[Stored data]
## Begin
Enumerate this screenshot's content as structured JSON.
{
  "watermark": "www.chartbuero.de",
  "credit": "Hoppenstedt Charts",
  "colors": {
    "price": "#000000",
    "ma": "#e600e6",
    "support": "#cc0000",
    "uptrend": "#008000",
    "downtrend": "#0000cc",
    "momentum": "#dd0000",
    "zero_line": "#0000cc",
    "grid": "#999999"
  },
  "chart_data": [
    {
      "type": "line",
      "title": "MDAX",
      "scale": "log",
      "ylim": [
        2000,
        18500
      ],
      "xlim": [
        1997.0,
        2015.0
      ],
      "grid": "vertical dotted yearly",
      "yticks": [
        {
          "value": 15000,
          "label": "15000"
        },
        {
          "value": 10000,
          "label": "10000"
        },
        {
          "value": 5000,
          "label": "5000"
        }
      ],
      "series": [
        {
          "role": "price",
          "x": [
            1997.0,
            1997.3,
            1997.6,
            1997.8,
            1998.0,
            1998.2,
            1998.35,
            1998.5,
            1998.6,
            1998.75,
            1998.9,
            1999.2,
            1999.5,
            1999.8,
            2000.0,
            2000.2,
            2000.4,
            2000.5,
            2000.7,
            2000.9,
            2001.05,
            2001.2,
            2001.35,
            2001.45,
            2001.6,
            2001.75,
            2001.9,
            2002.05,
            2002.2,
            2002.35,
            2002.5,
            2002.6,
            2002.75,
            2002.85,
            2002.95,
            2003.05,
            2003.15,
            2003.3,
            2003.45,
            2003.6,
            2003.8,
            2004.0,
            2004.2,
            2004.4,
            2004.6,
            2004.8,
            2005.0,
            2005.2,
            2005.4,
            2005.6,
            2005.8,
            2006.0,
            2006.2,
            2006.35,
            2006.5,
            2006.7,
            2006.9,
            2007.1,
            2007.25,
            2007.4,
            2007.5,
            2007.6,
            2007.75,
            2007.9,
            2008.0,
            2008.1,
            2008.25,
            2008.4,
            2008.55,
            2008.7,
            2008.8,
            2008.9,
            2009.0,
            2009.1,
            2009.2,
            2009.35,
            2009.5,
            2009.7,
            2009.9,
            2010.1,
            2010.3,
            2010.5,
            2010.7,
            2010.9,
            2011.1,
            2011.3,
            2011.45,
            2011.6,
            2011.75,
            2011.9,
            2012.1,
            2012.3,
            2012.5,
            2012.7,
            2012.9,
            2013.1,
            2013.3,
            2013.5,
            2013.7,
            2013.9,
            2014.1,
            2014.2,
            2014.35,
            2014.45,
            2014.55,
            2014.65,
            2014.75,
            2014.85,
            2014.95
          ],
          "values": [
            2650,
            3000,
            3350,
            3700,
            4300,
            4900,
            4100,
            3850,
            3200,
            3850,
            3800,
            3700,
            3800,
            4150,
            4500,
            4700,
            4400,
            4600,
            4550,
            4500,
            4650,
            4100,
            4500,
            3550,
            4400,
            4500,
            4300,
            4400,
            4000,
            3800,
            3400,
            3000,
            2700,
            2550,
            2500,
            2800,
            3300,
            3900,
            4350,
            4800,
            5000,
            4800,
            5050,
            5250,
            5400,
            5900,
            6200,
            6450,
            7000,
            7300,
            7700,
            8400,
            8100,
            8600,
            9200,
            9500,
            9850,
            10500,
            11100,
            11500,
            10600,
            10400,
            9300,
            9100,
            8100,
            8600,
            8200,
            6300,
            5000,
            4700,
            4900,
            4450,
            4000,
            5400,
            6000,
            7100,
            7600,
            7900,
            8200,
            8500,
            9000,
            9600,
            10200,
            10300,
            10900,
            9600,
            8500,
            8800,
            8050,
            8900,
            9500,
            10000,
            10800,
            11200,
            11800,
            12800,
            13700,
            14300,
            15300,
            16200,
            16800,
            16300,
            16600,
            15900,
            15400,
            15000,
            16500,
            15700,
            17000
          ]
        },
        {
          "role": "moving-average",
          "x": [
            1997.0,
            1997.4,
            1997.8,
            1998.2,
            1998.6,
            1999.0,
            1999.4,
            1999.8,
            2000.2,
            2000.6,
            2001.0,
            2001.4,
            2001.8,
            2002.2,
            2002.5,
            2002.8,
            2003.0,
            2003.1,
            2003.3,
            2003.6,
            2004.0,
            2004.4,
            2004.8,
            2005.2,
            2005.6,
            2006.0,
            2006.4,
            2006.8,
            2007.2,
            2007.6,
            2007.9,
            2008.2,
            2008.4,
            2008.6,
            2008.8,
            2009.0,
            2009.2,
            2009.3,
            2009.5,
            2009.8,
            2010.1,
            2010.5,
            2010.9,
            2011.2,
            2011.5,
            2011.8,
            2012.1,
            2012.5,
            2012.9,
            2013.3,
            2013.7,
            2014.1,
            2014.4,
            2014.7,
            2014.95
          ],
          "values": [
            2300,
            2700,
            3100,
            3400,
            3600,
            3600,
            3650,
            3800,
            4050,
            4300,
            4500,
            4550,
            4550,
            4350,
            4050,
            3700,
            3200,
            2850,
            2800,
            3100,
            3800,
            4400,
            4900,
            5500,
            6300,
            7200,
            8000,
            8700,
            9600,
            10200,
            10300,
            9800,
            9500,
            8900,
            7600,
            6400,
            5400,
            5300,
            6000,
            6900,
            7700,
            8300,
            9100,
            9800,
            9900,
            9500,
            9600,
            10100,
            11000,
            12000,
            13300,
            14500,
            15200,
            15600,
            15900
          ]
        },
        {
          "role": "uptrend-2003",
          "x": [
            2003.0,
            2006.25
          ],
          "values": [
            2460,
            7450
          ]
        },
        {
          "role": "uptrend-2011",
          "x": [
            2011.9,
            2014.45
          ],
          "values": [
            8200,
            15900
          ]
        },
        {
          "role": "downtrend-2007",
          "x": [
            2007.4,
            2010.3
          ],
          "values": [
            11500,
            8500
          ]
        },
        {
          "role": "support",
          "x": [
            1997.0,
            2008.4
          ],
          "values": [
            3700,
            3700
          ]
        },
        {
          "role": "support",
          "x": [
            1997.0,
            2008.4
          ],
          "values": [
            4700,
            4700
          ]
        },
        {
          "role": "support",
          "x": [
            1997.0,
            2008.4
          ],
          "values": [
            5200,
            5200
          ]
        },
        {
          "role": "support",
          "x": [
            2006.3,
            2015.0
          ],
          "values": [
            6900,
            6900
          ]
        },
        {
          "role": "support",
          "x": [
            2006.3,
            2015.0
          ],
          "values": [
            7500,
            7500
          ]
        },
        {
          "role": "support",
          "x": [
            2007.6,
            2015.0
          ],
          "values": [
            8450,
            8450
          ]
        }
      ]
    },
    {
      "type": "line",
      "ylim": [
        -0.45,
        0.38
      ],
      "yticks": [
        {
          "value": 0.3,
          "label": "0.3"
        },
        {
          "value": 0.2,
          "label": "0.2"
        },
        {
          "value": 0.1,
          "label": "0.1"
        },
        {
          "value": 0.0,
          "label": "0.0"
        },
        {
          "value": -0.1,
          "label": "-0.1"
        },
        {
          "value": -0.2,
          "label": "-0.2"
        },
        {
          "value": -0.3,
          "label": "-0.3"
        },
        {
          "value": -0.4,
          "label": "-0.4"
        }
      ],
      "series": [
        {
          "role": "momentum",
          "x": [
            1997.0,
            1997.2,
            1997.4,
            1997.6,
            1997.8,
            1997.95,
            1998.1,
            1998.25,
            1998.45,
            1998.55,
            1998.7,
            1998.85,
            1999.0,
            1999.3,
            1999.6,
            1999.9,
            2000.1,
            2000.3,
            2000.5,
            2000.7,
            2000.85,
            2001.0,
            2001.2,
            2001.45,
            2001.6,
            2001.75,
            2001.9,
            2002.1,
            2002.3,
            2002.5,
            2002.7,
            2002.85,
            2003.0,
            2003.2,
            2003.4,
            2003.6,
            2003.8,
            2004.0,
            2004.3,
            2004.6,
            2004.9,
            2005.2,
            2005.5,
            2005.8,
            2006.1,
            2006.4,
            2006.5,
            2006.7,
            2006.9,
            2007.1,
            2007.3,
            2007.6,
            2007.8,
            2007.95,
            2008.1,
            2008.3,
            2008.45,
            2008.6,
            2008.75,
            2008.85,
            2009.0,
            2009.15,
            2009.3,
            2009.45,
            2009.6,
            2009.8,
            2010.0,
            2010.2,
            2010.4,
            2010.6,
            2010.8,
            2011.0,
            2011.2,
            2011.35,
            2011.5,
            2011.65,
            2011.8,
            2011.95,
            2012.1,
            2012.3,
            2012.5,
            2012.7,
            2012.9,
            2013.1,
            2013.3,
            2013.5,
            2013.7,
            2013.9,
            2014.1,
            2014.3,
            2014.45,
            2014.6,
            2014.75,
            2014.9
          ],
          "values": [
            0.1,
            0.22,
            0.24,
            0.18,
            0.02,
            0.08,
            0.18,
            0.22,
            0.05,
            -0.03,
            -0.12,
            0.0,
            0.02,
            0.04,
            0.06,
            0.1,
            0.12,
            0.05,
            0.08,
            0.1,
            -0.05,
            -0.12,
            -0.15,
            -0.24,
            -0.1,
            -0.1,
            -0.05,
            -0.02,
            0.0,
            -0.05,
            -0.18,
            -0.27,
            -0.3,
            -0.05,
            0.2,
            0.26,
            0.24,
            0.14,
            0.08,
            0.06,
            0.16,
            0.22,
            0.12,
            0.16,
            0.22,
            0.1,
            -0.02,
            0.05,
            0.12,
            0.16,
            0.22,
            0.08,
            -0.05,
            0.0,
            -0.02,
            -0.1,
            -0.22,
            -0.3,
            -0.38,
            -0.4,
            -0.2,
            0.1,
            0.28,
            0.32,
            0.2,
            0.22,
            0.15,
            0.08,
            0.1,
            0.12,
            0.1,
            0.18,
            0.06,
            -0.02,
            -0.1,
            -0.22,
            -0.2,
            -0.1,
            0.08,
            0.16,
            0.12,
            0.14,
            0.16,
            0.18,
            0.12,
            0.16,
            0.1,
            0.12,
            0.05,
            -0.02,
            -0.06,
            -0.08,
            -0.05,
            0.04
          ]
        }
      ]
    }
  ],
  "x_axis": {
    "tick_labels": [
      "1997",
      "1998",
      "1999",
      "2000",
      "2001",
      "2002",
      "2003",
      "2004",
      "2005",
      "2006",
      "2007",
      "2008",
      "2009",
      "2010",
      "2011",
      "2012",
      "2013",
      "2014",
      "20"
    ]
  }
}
## End
- _Goal_
Return all lines with the word "uptrend" in them.

- _Solution below_
    "uptrend": "#008000",
          "role": "uptrend-2003",
          "role": "uptrend-2011",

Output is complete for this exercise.